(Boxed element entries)
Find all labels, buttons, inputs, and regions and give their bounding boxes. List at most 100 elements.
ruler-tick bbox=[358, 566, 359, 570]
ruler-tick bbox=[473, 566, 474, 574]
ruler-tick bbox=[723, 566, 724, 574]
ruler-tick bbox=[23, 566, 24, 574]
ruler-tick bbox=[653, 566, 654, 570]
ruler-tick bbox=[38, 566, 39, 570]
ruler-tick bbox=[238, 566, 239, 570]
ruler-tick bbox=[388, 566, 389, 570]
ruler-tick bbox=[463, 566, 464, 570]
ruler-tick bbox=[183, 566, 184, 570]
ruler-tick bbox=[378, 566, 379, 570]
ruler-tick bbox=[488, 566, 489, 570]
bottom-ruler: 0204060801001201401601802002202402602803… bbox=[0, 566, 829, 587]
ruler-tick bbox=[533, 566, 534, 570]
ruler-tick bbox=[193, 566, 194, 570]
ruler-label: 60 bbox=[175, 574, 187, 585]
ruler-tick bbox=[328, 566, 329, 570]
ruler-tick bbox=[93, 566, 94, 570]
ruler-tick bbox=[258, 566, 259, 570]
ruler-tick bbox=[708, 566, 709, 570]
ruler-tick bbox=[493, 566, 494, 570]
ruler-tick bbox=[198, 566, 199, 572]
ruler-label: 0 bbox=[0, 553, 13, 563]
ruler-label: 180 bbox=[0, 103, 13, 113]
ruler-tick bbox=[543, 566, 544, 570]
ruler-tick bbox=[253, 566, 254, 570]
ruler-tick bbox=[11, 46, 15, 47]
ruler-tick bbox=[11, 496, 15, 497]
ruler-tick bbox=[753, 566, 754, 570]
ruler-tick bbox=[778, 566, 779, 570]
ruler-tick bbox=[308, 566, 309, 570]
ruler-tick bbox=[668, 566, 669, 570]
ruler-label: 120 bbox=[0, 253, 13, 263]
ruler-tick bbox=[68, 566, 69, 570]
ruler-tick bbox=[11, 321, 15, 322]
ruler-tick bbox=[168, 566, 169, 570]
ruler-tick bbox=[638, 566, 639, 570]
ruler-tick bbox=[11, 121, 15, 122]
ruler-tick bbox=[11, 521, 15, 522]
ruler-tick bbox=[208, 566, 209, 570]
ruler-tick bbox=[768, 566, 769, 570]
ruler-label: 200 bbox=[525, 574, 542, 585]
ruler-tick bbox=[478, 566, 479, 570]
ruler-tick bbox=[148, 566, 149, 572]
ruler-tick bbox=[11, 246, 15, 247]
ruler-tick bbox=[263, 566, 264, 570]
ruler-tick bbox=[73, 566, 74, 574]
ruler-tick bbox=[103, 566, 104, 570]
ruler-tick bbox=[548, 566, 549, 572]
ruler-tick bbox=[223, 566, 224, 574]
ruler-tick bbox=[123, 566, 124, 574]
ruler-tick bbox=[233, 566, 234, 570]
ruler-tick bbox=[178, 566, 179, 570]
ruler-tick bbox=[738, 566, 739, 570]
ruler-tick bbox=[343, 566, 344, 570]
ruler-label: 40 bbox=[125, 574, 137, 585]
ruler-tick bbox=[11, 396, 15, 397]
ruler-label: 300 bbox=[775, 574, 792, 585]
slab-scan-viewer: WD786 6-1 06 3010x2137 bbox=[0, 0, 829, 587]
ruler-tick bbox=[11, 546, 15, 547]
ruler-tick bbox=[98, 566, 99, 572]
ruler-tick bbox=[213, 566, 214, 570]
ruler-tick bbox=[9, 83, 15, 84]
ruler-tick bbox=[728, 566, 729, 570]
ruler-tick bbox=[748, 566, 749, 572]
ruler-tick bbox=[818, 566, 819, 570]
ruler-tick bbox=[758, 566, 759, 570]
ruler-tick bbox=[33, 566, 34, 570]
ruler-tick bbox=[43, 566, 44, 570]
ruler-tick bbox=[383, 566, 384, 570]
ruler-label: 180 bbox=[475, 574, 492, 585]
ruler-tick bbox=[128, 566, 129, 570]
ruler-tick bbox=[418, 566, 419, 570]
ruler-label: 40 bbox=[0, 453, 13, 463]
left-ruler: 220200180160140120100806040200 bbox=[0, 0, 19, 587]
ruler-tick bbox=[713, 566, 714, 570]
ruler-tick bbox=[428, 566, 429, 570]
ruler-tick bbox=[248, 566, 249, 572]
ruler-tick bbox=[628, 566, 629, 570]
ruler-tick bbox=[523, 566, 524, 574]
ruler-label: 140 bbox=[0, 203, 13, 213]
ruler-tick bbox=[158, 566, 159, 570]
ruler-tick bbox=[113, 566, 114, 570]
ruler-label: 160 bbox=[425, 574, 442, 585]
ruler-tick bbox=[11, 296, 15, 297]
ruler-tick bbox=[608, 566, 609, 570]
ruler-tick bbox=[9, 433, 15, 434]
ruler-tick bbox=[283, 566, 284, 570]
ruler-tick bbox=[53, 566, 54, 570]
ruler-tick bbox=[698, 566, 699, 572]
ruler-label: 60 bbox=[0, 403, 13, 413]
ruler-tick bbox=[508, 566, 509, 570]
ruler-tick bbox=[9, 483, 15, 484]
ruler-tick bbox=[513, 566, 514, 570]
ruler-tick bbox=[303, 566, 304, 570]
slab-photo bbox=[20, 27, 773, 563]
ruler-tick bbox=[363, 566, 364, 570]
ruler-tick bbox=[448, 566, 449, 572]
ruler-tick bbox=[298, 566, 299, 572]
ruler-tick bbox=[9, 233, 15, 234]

* _THE REQUEST_
Rewrite every line of the data above as a numbered list, leaving out any blank lines.

* _SOLUTION BELOW_
1. Find all labels, buttons, inputs, and regions and give their bounding boxes. List at most 100 elements.
2. ruler-tick bbox=[358, 566, 359, 570]
3. ruler-tick bbox=[473, 566, 474, 574]
4. ruler-tick bbox=[723, 566, 724, 574]
5. ruler-tick bbox=[23, 566, 24, 574]
6. ruler-tick bbox=[653, 566, 654, 570]
7. ruler-tick bbox=[38, 566, 39, 570]
8. ruler-tick bbox=[238, 566, 239, 570]
9. ruler-tick bbox=[388, 566, 389, 570]
10. ruler-tick bbox=[463, 566, 464, 570]
11. ruler-tick bbox=[183, 566, 184, 570]
12. ruler-tick bbox=[378, 566, 379, 570]
13. ruler-tick bbox=[488, 566, 489, 570]
14. bottom-ruler: 0204060801001201401601802002202402602803… bbox=[0, 566, 829, 587]
15. ruler-tick bbox=[533, 566, 534, 570]
16. ruler-tick bbox=[193, 566, 194, 570]
17. ruler-label: 60 bbox=[175, 574, 187, 585]
18. ruler-tick bbox=[328, 566, 329, 570]
19. ruler-tick bbox=[93, 566, 94, 570]
20. ruler-tick bbox=[258, 566, 259, 570]
21. ruler-tick bbox=[708, 566, 709, 570]
22. ruler-tick bbox=[493, 566, 494, 570]
23. ruler-tick bbox=[198, 566, 199, 572]
24. ruler-label: 0 bbox=[0, 553, 13, 563]
25. ruler-label: 180 bbox=[0, 103, 13, 113]
26. ruler-tick bbox=[543, 566, 544, 570]
27. ruler-tick bbox=[253, 566, 254, 570]
28. ruler-tick bbox=[11, 46, 15, 47]
29. ruler-tick bbox=[11, 496, 15, 497]
30. ruler-tick bbox=[753, 566, 754, 570]
31. ruler-tick bbox=[778, 566, 779, 570]
32. ruler-tick bbox=[308, 566, 309, 570]
33. ruler-tick bbox=[668, 566, 669, 570]
34. ruler-label: 120 bbox=[0, 253, 13, 263]
35. ruler-tick bbox=[68, 566, 69, 570]
36. ruler-tick bbox=[11, 321, 15, 322]
37. ruler-tick bbox=[168, 566, 169, 570]
38. ruler-tick bbox=[638, 566, 639, 570]
39. ruler-tick bbox=[11, 121, 15, 122]
40. ruler-tick bbox=[11, 521, 15, 522]
41. ruler-tick bbox=[208, 566, 209, 570]
42. ruler-tick bbox=[768, 566, 769, 570]
43. ruler-label: 200 bbox=[525, 574, 542, 585]
44. ruler-tick bbox=[478, 566, 479, 570]
45. ruler-tick bbox=[148, 566, 149, 572]
46. ruler-tick bbox=[11, 246, 15, 247]
47. ruler-tick bbox=[263, 566, 264, 570]
48. ruler-tick bbox=[73, 566, 74, 574]
49. ruler-tick bbox=[103, 566, 104, 570]
50. ruler-tick bbox=[548, 566, 549, 572]
51. ruler-tick bbox=[223, 566, 224, 574]
52. ruler-tick bbox=[123, 566, 124, 574]
53. ruler-tick bbox=[233, 566, 234, 570]
54. ruler-tick bbox=[178, 566, 179, 570]
55. ruler-tick bbox=[738, 566, 739, 570]
56. ruler-tick bbox=[343, 566, 344, 570]
57. ruler-label: 40 bbox=[125, 574, 137, 585]
58. ruler-tick bbox=[11, 396, 15, 397]
59. ruler-label: 300 bbox=[775, 574, 792, 585]
60. slab-scan-viewer: WD786 6-1 06 3010x2137 bbox=[0, 0, 829, 587]
61. ruler-tick bbox=[11, 546, 15, 547]
62. ruler-tick bbox=[98, 566, 99, 572]
63. ruler-tick bbox=[213, 566, 214, 570]
64. ruler-tick bbox=[9, 83, 15, 84]
65. ruler-tick bbox=[728, 566, 729, 570]
66. ruler-tick bbox=[748, 566, 749, 572]
67. ruler-tick bbox=[818, 566, 819, 570]
68. ruler-tick bbox=[758, 566, 759, 570]
69. ruler-tick bbox=[33, 566, 34, 570]
70. ruler-tick bbox=[43, 566, 44, 570]
71. ruler-tick bbox=[383, 566, 384, 570]
72. ruler-label: 180 bbox=[475, 574, 492, 585]
73. ruler-tick bbox=[128, 566, 129, 570]
74. ruler-tick bbox=[418, 566, 419, 570]
75. ruler-label: 40 bbox=[0, 453, 13, 463]
76. left-ruler: 220200180160140120100806040200 bbox=[0, 0, 19, 587]
77. ruler-tick bbox=[713, 566, 714, 570]
78. ruler-tick bbox=[428, 566, 429, 570]
79. ruler-tick bbox=[248, 566, 249, 572]
80. ruler-tick bbox=[628, 566, 629, 570]
81. ruler-tick bbox=[523, 566, 524, 574]
82. ruler-label: 140 bbox=[0, 203, 13, 213]
83. ruler-tick bbox=[158, 566, 159, 570]
84. ruler-tick bbox=[113, 566, 114, 570]
85. ruler-label: 160 bbox=[425, 574, 442, 585]
86. ruler-tick bbox=[11, 296, 15, 297]
87. ruler-tick bbox=[608, 566, 609, 570]
88. ruler-tick bbox=[9, 433, 15, 434]
89. ruler-tick bbox=[283, 566, 284, 570]
90. ruler-tick bbox=[53, 566, 54, 570]
91. ruler-tick bbox=[698, 566, 699, 572]
92. ruler-label: 60 bbox=[0, 403, 13, 413]
93. ruler-tick bbox=[508, 566, 509, 570]
94. ruler-tick bbox=[9, 483, 15, 484]
95. ruler-tick bbox=[513, 566, 514, 570]
96. ruler-tick bbox=[303, 566, 304, 570]
97. slab-photo bbox=[20, 27, 773, 563]
98. ruler-tick bbox=[363, 566, 364, 570]
99. ruler-tick bbox=[448, 566, 449, 572]
100. ruler-tick bbox=[298, 566, 299, 572]
101. ruler-tick bbox=[9, 233, 15, 234]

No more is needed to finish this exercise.